- **JOB**:
Copy the data below exactly.

- **INFORMATION SUPPLIED**:
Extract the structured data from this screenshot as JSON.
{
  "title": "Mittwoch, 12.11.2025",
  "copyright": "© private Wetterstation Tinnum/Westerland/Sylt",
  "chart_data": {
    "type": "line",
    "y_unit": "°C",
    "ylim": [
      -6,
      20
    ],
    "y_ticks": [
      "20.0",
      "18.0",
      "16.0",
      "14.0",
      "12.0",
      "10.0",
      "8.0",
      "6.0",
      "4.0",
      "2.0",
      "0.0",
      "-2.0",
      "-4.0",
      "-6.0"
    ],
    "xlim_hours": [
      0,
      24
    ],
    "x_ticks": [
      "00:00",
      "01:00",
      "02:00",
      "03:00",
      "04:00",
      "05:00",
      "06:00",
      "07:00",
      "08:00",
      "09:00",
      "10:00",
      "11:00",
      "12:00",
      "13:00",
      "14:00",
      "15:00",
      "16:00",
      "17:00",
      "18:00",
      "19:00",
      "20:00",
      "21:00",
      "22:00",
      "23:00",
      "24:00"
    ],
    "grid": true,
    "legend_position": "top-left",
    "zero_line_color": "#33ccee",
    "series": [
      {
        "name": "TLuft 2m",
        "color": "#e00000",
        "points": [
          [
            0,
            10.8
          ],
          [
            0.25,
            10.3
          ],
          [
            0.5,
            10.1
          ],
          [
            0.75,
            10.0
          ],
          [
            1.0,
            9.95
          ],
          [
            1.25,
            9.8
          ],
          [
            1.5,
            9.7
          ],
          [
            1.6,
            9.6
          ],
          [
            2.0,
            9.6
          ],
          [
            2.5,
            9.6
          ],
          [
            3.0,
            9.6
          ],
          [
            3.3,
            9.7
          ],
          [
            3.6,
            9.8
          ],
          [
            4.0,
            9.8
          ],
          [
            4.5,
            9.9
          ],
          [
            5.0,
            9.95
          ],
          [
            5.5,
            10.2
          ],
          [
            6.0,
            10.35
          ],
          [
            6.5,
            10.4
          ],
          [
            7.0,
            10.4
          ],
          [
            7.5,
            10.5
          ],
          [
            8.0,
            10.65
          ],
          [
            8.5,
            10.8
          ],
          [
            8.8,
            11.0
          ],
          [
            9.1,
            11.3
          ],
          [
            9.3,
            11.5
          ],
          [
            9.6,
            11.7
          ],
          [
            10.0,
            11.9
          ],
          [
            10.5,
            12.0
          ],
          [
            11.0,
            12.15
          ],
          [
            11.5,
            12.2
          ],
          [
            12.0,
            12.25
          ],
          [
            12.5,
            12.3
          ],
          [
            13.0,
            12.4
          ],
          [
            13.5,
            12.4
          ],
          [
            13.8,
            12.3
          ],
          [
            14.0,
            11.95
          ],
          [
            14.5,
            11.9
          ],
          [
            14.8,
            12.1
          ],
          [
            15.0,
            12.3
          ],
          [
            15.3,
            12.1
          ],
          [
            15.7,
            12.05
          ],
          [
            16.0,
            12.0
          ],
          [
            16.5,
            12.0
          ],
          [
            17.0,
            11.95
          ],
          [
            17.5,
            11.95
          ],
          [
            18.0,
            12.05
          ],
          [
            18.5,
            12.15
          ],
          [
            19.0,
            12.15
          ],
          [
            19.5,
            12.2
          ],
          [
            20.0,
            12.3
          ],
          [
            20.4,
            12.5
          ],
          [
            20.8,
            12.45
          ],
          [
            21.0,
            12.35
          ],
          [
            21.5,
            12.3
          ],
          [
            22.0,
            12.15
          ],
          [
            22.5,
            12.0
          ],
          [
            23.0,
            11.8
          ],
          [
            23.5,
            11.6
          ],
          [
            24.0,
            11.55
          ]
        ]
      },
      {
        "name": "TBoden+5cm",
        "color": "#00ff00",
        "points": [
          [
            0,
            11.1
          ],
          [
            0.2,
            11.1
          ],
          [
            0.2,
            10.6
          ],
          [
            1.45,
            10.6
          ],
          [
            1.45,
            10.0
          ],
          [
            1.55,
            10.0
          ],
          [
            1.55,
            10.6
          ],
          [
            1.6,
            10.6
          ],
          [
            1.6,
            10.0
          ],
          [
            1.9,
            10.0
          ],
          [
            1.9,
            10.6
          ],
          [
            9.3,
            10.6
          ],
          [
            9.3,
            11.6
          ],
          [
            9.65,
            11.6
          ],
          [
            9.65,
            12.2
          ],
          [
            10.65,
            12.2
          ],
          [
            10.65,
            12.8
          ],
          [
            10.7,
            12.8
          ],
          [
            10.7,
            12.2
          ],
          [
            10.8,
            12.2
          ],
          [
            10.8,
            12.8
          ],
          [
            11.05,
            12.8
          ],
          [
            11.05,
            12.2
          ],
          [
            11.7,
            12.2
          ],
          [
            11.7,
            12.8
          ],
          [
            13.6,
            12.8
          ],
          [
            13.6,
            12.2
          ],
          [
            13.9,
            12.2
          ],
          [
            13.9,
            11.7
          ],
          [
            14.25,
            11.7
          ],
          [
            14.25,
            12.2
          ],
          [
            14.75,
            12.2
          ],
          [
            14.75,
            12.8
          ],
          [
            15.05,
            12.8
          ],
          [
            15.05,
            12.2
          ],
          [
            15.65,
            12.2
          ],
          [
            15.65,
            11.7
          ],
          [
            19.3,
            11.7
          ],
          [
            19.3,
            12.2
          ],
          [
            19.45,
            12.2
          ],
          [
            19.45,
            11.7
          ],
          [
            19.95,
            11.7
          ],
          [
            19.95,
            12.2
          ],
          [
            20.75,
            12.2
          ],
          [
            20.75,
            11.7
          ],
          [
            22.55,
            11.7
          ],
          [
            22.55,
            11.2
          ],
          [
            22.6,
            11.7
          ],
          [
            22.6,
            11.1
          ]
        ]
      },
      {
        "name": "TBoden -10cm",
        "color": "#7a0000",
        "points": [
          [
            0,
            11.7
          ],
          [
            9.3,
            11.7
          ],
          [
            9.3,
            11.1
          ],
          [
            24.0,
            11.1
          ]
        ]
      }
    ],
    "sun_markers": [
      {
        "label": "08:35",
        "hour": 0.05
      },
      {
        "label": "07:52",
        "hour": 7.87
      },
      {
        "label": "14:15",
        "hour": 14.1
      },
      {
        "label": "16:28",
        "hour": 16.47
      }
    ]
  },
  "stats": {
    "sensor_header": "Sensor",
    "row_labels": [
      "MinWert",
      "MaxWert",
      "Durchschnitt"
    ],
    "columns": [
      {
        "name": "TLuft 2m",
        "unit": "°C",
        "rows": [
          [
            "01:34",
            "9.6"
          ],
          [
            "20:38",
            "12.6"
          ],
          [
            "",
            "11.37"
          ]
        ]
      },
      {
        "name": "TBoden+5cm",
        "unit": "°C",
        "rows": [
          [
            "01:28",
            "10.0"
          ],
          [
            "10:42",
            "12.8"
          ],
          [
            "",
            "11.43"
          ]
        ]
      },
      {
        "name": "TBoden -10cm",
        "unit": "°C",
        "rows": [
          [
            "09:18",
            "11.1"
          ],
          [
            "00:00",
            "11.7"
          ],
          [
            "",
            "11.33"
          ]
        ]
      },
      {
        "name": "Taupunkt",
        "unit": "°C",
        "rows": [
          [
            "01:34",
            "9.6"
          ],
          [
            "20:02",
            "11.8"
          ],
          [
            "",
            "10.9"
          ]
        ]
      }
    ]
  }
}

- **RESPONSE TO THIS TASK**:
Extract the structured data from this screenshot as JSON.
{
  "title": "Mittwoch, 12.11.2025",
  "copyright": "© private Wetterstation Tinnum/Westerland/Sylt",
  "chart_data": {
    "type": "line",
    "y_unit": "°C",
    "ylim": [
      -6,
      20
    ],
    "y_ticks": [
      "20.0",
      "18.0",
      "16.0",
      "14.0",
      "12.0",
      "10.0",
      "8.0",
      "6.0",
      "4.0",
      "2.0",
      "0.0",
      "-2.0",
      "-4.0",
      "-6.0"
    ],
    "xlim_hours": [
      0,
      24
    ],
    "x_ticks": [
      "00:00",
      "01:00",
      "02:00",
      "03:00",
      "04:00",
      "05:00",
      "06:00",
      "07:00",
      "08:00",
      "09:00",
      "10:00",
      "11:00",
      "12:00",
      "13:00",
      "14:00",
      "15:00",
      "16:00",
      "17:00",
      "18:00",
      "19:00",
      "20:00",
      "21:00",
      "22:00",
      "23:00",
      "24:00"
    ],
    "grid": true,
    "legend_position": "top-left",
    "zero_line_color": "#33ccee",
    "series": [
      {
        "name": "TLuft 2m",
        "color": "#e00000",
        "points": [
          [
            0,
            10.8
          ],
          [
            0.25,
            10.3
          ],
          [
            0.5,
            10.1
          ],
          [
            0.75,
            10.0
          ],
          [
            1.0,
            9.95
          ],
          [
            1.25,
            9.8
          ],
          [
            1.5,
            9.7
          ],
          [
            1.6,
            9.6
          ],
          [
            2.0,
            9.6
          ],
          [
            2.5,
            9.6
          ],
          [
            3.0,
            9.6
          ],
          [
            3.3,
            9.7
          ],
          [
            3.6,
            9.8
          ],
          [
            4.0,
            9.8
          ],
          [
            4.5,
            9.9
          ],
          [
            5.0,
            9.95
          ],
          [
            5.5,
            10.2
          ],
          [
            6.0,
            10.35
          ],
          [
            6.5,
            10.4
          ],
          [
            7.0,
            10.4
          ],
          [
            7.5,
            10.5
          ],
          [
            8.0,
            10.65
          ],
          [
            8.5,
            10.8
          ],
          [
            8.8,
            11.0
          ],
          [
            9.1,
            11.3
          ],
          [
            9.3,
            11.5
          ],
          [
            9.6,
            11.7
          ],
          [
            10.0,
            11.9
          ],
          [
            10.5,
            12.0
          ],
          [
            11.0,
            12.15
          ],
          [
            11.5,
            12.2
          ],
          [
            12.0,
            12.25
          ],
          [
            12.5,
            12.3
          ],
          [
            13.0,
            12.4
          ],
          [
            13.5,
            12.4
          ],
          [
            13.8,
            12.3
          ],
          [
            14.0,
            11.95
          ],
          [
            14.5,
            11.9
          ],
          [
            14.8,
            12.1
          ],
          [
            15.0,
            12.3
          ],
          [
            15.3,
            12.1
          ],
          [
            15.7,
            12.05
          ],
          [
            16.0,
            12.0
          ],
          [
            16.5,
            12.0
          ],
          [
            17.0,
            11.95
          ],
          [
            17.5,
            11.95
          ],
          [
            18.0,
            12.05
          ],
          [
            18.5,
            12.15
          ],
          [
            19.0,
            12.15
          ],
          [
            19.5,
            12.2
          ],
          [
            20.0,
            12.3
          ],
          [
            20.4,
            12.5
          ],
          [
            20.8,
            12.45
          ],
          [
            21.0,
            12.35
          ],
          [
            21.5,
            12.3
          ],
          [
            22.0,
            12.15
          ],
          [
            22.5,
            12.0
          ],
          [
            23.0,
            11.8
          ],
          [
            23.5,
            11.6
          ],
          [
            24.0,
            11.55
          ]
        ]
      },
      {
        "name": "TBoden+5cm",
        "color": "#00ff00",
        "points": [
          [
            0,
            11.1
          ],
          [
            0.2,
            11.1
          ],
          [
            0.2,
            10.6
          ],
          [
            1.45,
            10.6
          ],
          [
            1.45,
            10.0
          ],
          [
            1.55,
            10.0
          ],
          [
            1.55,
            10.6
          ],
          [
            1.6,
            10.6
          ],
          [
            1.6,
            10.0
          ],
          [
            1.9,
            10.0
          ],
          [
            1.9,
            10.6
          ],
          [
            9.3,
            10.6
          ],
          [
            9.3,
            11.6
          ],
          [
            9.65,
            11.6
          ],
          [
            9.65,
            12.2
          ],
          [
            10.65,
            12.2
          ],
          [
            10.65,
            12.8
          ],
          [
            10.7,
            12.8
          ],
          [
            10.7,
            12.2
          ],
          [
            10.8,
            12.2
          ],
          [
            10.8,
            12.8
          ],
          [
            11.05,
            12.8
          ],
          [
            11.05,
            12.2
          ],
          [
            11.7,
            12.2
          ],
          [
            11.7,
            12.8
          ],
          [
            13.6,
            12.8
          ],
          [
            13.6,
            12.2
          ],
          [
            13.9,
            12.2
          ],
          [
            13.9,
            11.7
          ],
          [
            14.25,
            11.7
          ],
          [
            14.25,
            12.2
          ],
          [
            14.75,
            12.2
          ],
          [
            14.75,
            12.8
          ],
          [
            15.05,
            12.8
          ],
          [
            15.05,
            12.2
          ],
          [
            15.65,
            12.2
          ],
          [
            15.65,
            11.7
          ],
          [
            19.3,
            11.7
          ],
          [
            19.3,
            12.2
          ],
          [
            19.45,
            12.2
          ],
          [
            19.45,
            11.7
          ],
          [
            19.95,
            11.7
          ],
          [
            19.95,
            12.2
          ],
          [
            20.75,
            12.2
          ],
          [
            20.75,
            11.7
          ],
          [
            22.55,
            11.7
          ],
          [
            22.55,
            11.2
          ],
          [
            22.6,
            11.7
          ],
          [
            22.6,
            11.1
          ]
        ]
      },
      {
        "name": "TBoden -10cm",
        "color": "#7a0000",
        "points": [
          [
            0,
            11.7
          ],
          [
            9.3,
            11.7
          ],
          [
            9.3,
            11.1
          ],
          [
            24.0,
            11.1
          ]
        ]
      }
    ],
    "sun_markers": [
      {
        "label": "08:35",
        "hour": 0.05
      },
      {
        "label": "07:52",
        "hour": 7.87
      },
      {
        "label": "14:15",
        "hour": 14.1
      },
      {
        "label": "16:28",
        "hour": 16.47
      }
    ]
  },
  "stats": {
    "sensor_header": "Sensor",
    "row_labels": [
      "MinWert",
      "MaxWert",
      "Durchschnitt"
    ],
    "columns": [
      {
        "name": "TLuft 2m",
        "unit": "°C",
        "rows": [
          [
            "01:34",
            "9.6"
          ],
          [
            "20:38",
            "12.6"
          ],
          [
            "",
            "11.37"
          ]
        ]
      },
      {
        "name": "TBoden+5cm",
        "unit": "°C",
        "rows": [
          [
            "01:28",
            "10.0"
          ],
          [
            "10:42",
            "12.8"
          ],
          [
            "",
            "11.43"
          ]
        ]
      },
      {
        "name": "TBoden -10cm",
        "unit": "°C",
        "rows": [
          [
            "09:18",
            "11.1"
          ],
          [
            "00:00",
            "11.7"
          ],
          [
            "",
            "11.33"
          ]
        ]
      },
      {
        "name": "Taupunkt",
        "unit": "°C",
        "rows": [
          [
            "01:34",
            "9.6"
          ],
          [
            "20:02",
            "11.8"
          ],
          [
            "",
            "10.9"
          ]
        ]
      }
    ]
  }
}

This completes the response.